Each entry below should be reproduced character for character.

Source data:
════════

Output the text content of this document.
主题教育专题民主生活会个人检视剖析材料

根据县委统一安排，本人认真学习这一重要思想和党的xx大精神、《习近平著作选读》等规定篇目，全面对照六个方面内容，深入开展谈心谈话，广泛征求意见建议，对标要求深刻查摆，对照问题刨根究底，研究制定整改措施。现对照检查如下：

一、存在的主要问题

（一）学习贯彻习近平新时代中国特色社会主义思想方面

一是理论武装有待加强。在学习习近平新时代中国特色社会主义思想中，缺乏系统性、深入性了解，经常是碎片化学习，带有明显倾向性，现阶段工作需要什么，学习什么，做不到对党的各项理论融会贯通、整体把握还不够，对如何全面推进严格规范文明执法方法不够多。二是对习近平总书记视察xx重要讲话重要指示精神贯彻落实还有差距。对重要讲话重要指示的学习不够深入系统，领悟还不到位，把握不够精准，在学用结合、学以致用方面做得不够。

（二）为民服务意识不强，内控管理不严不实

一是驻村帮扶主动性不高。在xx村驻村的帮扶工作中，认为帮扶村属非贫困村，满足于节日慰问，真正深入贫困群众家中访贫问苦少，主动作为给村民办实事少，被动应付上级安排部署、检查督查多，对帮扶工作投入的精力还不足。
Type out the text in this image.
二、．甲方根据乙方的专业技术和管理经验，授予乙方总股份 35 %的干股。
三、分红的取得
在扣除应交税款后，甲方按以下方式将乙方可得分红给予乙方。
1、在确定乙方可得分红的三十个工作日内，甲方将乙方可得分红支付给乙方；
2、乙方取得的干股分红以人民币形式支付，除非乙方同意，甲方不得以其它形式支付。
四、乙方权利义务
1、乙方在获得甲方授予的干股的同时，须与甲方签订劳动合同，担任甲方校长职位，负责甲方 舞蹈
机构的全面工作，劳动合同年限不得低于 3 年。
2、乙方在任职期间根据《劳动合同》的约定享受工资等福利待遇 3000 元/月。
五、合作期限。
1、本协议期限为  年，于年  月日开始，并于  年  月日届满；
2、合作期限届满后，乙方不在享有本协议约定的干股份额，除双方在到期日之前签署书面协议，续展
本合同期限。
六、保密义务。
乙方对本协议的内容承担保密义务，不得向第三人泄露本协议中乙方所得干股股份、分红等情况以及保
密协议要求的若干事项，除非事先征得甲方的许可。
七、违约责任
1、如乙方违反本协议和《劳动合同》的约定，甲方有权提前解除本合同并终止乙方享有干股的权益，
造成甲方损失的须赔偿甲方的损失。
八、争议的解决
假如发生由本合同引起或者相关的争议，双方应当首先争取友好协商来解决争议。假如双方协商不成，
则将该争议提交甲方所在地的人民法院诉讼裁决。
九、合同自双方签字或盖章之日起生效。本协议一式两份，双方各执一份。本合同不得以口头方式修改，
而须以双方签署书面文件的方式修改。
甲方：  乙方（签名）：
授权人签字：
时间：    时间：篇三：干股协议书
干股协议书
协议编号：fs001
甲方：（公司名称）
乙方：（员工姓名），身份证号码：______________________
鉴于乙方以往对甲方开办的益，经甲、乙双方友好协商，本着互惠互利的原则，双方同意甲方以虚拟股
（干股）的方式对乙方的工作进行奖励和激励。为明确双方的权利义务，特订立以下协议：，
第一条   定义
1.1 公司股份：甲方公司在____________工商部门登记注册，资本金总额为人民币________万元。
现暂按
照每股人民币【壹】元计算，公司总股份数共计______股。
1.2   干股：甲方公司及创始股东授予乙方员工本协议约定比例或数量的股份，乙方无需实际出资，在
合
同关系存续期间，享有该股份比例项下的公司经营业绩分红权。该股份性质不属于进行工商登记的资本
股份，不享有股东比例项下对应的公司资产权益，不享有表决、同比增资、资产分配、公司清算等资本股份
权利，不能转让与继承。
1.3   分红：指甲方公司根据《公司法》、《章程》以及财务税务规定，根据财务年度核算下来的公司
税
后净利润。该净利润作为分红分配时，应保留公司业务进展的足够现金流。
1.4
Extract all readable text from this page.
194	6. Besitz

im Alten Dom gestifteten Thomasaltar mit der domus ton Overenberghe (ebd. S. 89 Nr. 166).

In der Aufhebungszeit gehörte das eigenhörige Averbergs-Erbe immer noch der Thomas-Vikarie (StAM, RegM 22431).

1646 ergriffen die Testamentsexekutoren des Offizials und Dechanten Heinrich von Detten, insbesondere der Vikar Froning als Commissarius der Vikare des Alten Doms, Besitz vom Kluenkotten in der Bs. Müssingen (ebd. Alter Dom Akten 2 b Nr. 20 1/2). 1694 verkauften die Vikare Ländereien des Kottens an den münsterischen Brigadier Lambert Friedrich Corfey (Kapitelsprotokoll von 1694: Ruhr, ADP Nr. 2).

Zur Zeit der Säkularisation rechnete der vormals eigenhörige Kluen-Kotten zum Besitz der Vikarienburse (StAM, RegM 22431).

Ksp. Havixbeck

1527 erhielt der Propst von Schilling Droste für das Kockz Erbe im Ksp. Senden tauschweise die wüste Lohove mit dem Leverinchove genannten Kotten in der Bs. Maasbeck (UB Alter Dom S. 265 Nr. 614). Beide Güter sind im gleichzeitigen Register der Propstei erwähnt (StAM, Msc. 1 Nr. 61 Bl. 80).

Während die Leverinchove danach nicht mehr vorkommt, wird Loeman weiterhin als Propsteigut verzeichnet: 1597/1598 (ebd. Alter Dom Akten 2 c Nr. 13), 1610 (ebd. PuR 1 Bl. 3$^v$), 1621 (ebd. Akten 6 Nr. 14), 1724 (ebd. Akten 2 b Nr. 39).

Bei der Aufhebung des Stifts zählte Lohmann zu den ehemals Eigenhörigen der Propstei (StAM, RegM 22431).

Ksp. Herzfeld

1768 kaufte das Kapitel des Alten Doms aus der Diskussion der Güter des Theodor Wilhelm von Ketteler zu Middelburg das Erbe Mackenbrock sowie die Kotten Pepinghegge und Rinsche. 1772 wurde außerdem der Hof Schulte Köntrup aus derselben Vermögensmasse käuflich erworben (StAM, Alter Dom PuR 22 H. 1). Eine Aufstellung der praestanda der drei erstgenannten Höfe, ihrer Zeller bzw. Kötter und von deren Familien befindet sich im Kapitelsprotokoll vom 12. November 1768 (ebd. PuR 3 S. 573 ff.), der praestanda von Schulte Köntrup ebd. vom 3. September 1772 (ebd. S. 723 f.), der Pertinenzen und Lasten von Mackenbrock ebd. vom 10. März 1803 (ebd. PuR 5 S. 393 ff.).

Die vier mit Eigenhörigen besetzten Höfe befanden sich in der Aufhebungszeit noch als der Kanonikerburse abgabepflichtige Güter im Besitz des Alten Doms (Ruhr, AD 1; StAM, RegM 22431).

════════

- Answer to the problem
Output the text content of this document.
主题教育专题民主生活会个人检视剖析材料

根据县委统一安排，本人认真学习这一重要思想和党的xx大精神、《习近平著作选读》等规定篇目，全面对照六个方面内容，深入开展谈心谈话，广泛征求意见建议，对标要求深刻查摆，对照问题刨根究底，研究制定整改措施。现对照检查如下：

一、存在的主要问题

（一）学习贯彻习近平新时代中国特色社会主义思想方面

一是理论武装有待加强。在学习习近平新时代中国特色社会主义思想中，缺乏系统性、深入性了解，经常是碎片化学习，带有明显倾向性，现阶段工作需要什么，学习什么，做不到对党的各项理论融会贯通、整体把握还不够，对如何全面推进严格规范文明执法方法不够多。二是对习近平总书记视察xx重要讲话重要指示精神贯彻落实还有差距。对重要讲话重要指示的学习不够深入系统，领悟还不到位，把握不够精准，在学用结合、学以致用方面做得不够。

（二）为民服务意识不强，内控管理不严不实

一是驻村帮扶主动性不高。在xx村驻村的帮扶工作中，认为帮扶村属非贫困村，满足于节日慰问，真正深入贫困群众家中访贫问苦少，主动作为给村民办实事少，被动应付上级安排部署、检查督查多，对帮扶工作投入的精力还不足。
Type out the text in this image.
二、．甲方根据乙方的专业技术和管理经验，授予乙方总股份 35 %的干股。
三、分红的取得
在扣除应交税款后，甲方按以下方式将乙方可得分红给予乙方。
1、在确定乙方可得分红的三十个工作日内，甲方将乙方可得分红支付给乙方；
2、乙方取得的干股分红以人民币形式支付，除非乙方同意，甲方不得以其它形式支付。
四、乙方权利义务
1、乙方在获得甲方授予的干股的同时，须与甲方签订劳动合同，担任甲方校长职位，负责甲方 舞蹈
机构的全面工作，劳动合同年限不得低于 3 年。
2、乙方在任职期间根据《劳动合同》的约定享受工资等福利待遇 3000 元/月。
五、合作期限。
1、本协议期限为  年，于年  月日开始，并于  年  月日届满；
2、合作期限届满后，乙方不在享有本协议约定的干股份额，除双方在到期日之前签署书面协议，续展
本合同期限。
六、保密义务。
乙方对本协议的内容承担保密义务，不得向第三人泄露本协议中乙方所得干股股份、分红等情况以及保
密协议要求的若干事项，除非事先征得甲方的许可。
七、违约责任
1、如乙方违反本协议和《劳动合同》的约定，甲方有权提前解除本合同并终止乙方享有干股的权益，
造成甲方损失的须赔偿甲方的损失。
八、争议的解决
假如发生由本合同引起或者相关的争议，双方应当首先争取友好协商来解决争议。假如双方协商不成，
则将该争议提交甲方所在地的人民法院诉讼裁决。
九、合同自双方签字或盖章之日起生效。本协议一式两份，双方各执一份。本合同不得以口头方式修改，
而须以双方签署书面文件的方式修改。
甲方：  乙方（签名）：
授权人签字：
时间：    时间：篇三：干股协议书
干股协议书
协议编号：fs001
甲方：（公司名称）
乙方：（员工姓名），身份证号码：______________________
鉴于乙方以往对甲方开办的益，经甲、乙双方友好协商，本着互惠互利的原则，双方同意甲方以虚拟股
（干股）的方式对乙方的工作进行奖励和激励。为明确双方的权利义务，特订立以下协议：，
第一条   定义
1.1 公司股份：甲方公司在____________工商部门登记注册，资本金总额为人民币________万元。
现暂按
照每股人民币【壹】元计算，公司总股份数共计______股。
1.2   干股：甲方公司及创始股东授予乙方员工本协议约定比例或数量的股份，乙方无需实际出资，在
合
同关系存续期间，享有该股份比例项下的公司经营业绩分红权。该股份性质不属于进行工商登记的资本
股份，不享有股东比例项下对应的公司资产权益，不享有表决、同比增资、资产分配、公司清算等资本股份
权利，不能转让与继承。
1.3   分红：指甲方公司根据《公司法》、《章程》以及财务税务规定，根据财务年度核算下来的公司
税
后净利润。该净利润作为分红分配时，应保留公司业务进展的足够现金流。
1.4
Extract all readable text from this page.
194	6. Besitz

im Alten Dom gestifteten Thomasaltar mit der domus ton Overenberghe (ebd. S. 89 Nr. 166).

In der Aufhebungszeit gehörte das eigenhörige Averbergs-Erbe immer noch der Thomas-Vikarie (StAM, RegM 22431).

1646 ergriffen die Testamentsexekutoren des Offizials und Dechanten Heinrich von Detten, insbesondere der Vikar Froning als Commissarius der Vikare des Alten Doms, Besitz vom Kluenkotten in der Bs. Müssingen (ebd. Alter Dom Akten 2 b Nr. 20 1/2). 1694 verkauften die Vikare Ländereien des Kottens an den münsterischen Brigadier Lambert Friedrich Corfey (Kapitelsprotokoll von 1694: Ruhr, ADP Nr. 2).

Zur Zeit der Säkularisation rechnete der vormals eigenhörige Kluen-Kotten zum Besitz der Vikarienburse (StAM, RegM 22431).

Ksp. Havixbeck

1527 erhielt der Propst von Schilling Droste für das Kockz Erbe im Ksp. Senden tauschweise die wüste Lohove mit dem Leverinchove genannten Kotten in der Bs. Maasbeck (UB Alter Dom S. 265 Nr. 614). Beide Güter sind im gleichzeitigen Register der Propstei erwähnt (StAM, Msc. 1 Nr. 61 Bl. 80).

Während die Leverinchove danach nicht mehr vorkommt, wird Loeman weiterhin als Propsteigut verzeichnet: 1597/1598 (ebd. Alter Dom Akten 2 c Nr. 13), 1610 (ebd. PuR 1 Bl. 3$^v$), 1621 (ebd. Akten 6 Nr. 14), 1724 (ebd. Akten 2 b Nr. 39).

Bei der Aufhebung des Stifts zählte Lohmann zu den ehemals Eigenhörigen der Propstei (StAM, RegM 22431).

Ksp. Herzfeld

1768 kaufte das Kapitel des Alten Doms aus der Diskussion der Güter des Theodor Wilhelm von Ketteler zu Middelburg das Erbe Mackenbrock sowie die Kotten Pepinghegge und Rinsche. 1772 wurde außerdem der Hof Schulte Köntrup aus derselben Vermögensmasse käuflich erworben (StAM, Alter Dom PuR 22 H. 1). Eine Aufstellung der praestanda der drei erstgenannten Höfe, ihrer Zeller bzw. Kötter und von deren Familien befindet sich im Kapitelsprotokoll vom 12. November 1768 (ebd. PuR 3 S. 573 ff.), der praestanda von Schulte Köntrup ebd. vom 3. September 1772 (ebd. S. 723 f.), der Pertinenzen und Lasten von Mackenbrock ebd. vom 10. März 1803 (ebd. PuR 5 S. 393 ff.).

Die vier mit Eigenhörigen besetzten Höfe befanden sich in der Aufhebungszeit noch als der Kanonikerburse abgabepflichtige Güter im Besitz des Alten Doms (Ruhr, AD 1; StAM, RegM 22431).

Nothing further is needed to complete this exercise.